[Data entries for graphics]
========================

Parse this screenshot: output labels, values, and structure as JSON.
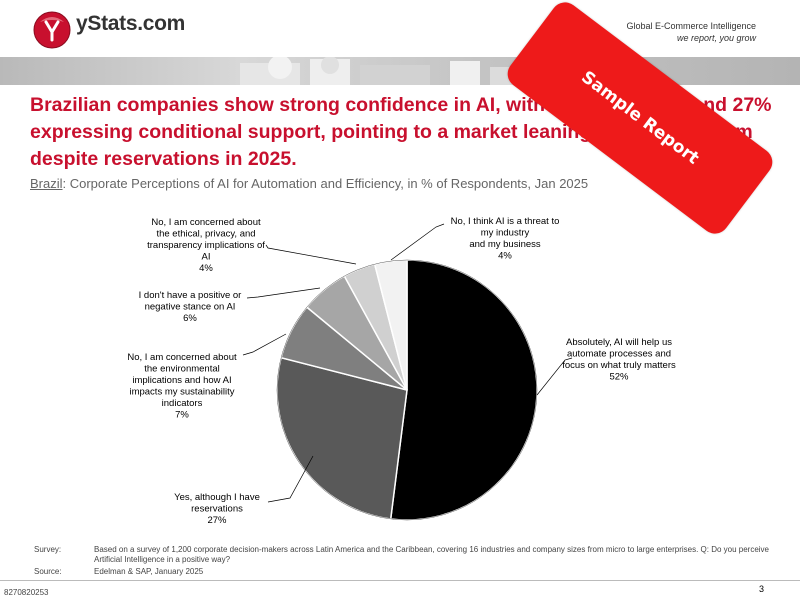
{
  "header": {
    "logo_text": "yStats.com",
    "tagline_line1": "Global E-Commerce Intelligence",
    "tagline_line2": "we report, you grow"
  },
  "title": "Brazilian companies show strong confidence in AI, with 52% optimistic and 27% expressing conditional support, pointing to a market leaning toward optimism despite reservations in 2025.",
  "subtitle": {
    "country": "Brazil",
    "text": ": Corporate Perceptions of AI for Automation and Efficiency, in % of Respondents, Jan 2025"
  },
  "stamp": "Sample Report",
  "chart_data": {
    "type": "pie",
    "unit": "%",
    "slices": [
      {
        "label": "Absolutely, AI will help us automate processes and focus on what truly matters",
        "value": 52,
        "color": "#000000"
      },
      {
        "label": "Yes, although I have reservations",
        "value": 27,
        "color": "#595959"
      },
      {
        "label": "No, I am concerned about the environmental implications and how AI impacts my sustainability indicators",
        "value": 7,
        "color": "#7f7f7f"
      },
      {
        "label": "I don't have a positive or negative stance on AI",
        "value": 6,
        "color": "#a6a6a6"
      },
      {
        "label": "No, I am concerned about the ethical, privacy, and transparency implications of AI",
        "value": 4,
        "color": "#d0d0d0"
      },
      {
        "label": "No, I think AI is a threat to my industry and my business",
        "value": 4,
        "color": "#f2f2f2"
      }
    ],
    "labels": [
      {
        "lines": [
          "Absolutely, AI will help us",
          "automate processes and",
          "focus on what truly matters",
          "52%"
        ]
      },
      {
        "lines": [
          "Yes, although I have",
          "reservations",
          "27%"
        ]
      },
      {
        "lines": [
          "No, I am concerned about",
          "the environmental",
          "implications and how AI",
          "impacts my sustainability",
          "indicators",
          "7%"
        ]
      },
      {
        "lines": [
          "I don't have a positive or",
          "negative stance on AI",
          "6%"
        ]
      },
      {
        "lines": [
          "No, I am concerned about",
          "the ethical, privacy, and",
          "transparency implications of",
          "AI",
          "4%"
        ]
      },
      {
        "lines": [
          "No, I think AI is a threat to",
          "my industry",
          "and my business",
          "4%"
        ]
      }
    ]
  },
  "footer": {
    "survey_key": "Survey:",
    "survey_text": "Based on a survey of 1,200 corporate decision-makers across Latin America and the Caribbean, covering 16 industries and company sizes from micro to large enterprises. Q: Do you perceive Artificial Intelligence in a positive way?",
    "source_key": "Source:",
    "source_text": "Edelman & SAP, January 2025"
  },
  "doc_id": "8270820253",
  "page_number": "3"
}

========================

Output all of the entries verbatim, leaving out any images.

REPLY TO THE TASK –
Parse this screenshot: output labels, values, and structure as JSON.
{
  "header": {
    "logo_text": "yStats.com",
    "tagline_line1": "Global E-Commerce Intelligence",
    "tagline_line2": "we report, you grow"
  },
  "title": "Brazilian companies show strong confidence in AI, with 52% optimistic and 27% expressing conditional support, pointing to a market leaning toward optimism despite reservations in 2025.",
  "subtitle": {
    "country": "Brazil",
    "text": ": Corporate Perceptions of AI for Automation and Efficiency, in % of Respondents, Jan 2025"
  },
  "stamp": "Sample Report",
  "chart_data": {
    "type": "pie",
    "unit": "%",
    "slices": [
      {
        "label": "Absolutely, AI will help us automate processes and focus on what truly matters",
        "value": 52,
        "color": "#000000"
      },
      {
        "label": "Yes, although I have reservations",
        "value": 27,
        "color": "#595959"
      },
      {
        "label": "No, I am concerned about the environmental implications and how AI impacts my sustainability indicators",
        "value": 7,
        "color": "#7f7f7f"
      },
      {
        "label": "I don't have a positive or negative stance on AI",
        "value": 6,
        "color": "#a6a6a6"
      },
      {
        "label": "No, I am concerned about the ethical, privacy, and transparency implications of AI",
        "value": 4,
        "color": "#d0d0d0"
      },
      {
        "label": "No, I think AI is a threat to my industry and my business",
        "value": 4,
        "color": "#f2f2f2"
      }
    ],
    "labels": [
      {
        "lines": [
          "Absolutely, AI will help us",
          "automate processes and",
          "focus on what truly matters",
          "52%"
        ]
      },
      {
        "lines": [
          "Yes, although I have",
          "reservations",
          "27%"
        ]
      },
      {
        "lines": [
          "No, I am concerned about",
          "the environmental",
          "implications and how AI",
          "impacts my sustainability",
          "indicators",
          "7%"
        ]
      },
      {
        "lines": [
          "I don't have a positive or",
          "negative stance on AI",
          "6%"
        ]
      },
      {
        "lines": [
          "No, I am concerned about",
          "the ethical, privacy, and",
          "transparency implications of",
          "AI",
          "4%"
        ]
      },
      {
        "lines": [
          "No, I think AI is a threat to",
          "my industry",
          "and my business",
          "4%"
        ]
      }
    ]
  },
  "footer": {
    "survey_key": "Survey:",
    "survey_text": "Based on a survey of 1,200 corporate decision-makers across Latin America and the Caribbean, covering 16 industries and company sizes from micro to large enterprises. Q: Do you perceive Artificial Intelligence in a positive way?",
    "source_key": "Source:",
    "source_text": "Edelman & SAP, January 2025"
  },
  "doc_id": "8270820253",
  "page_number": "3"
}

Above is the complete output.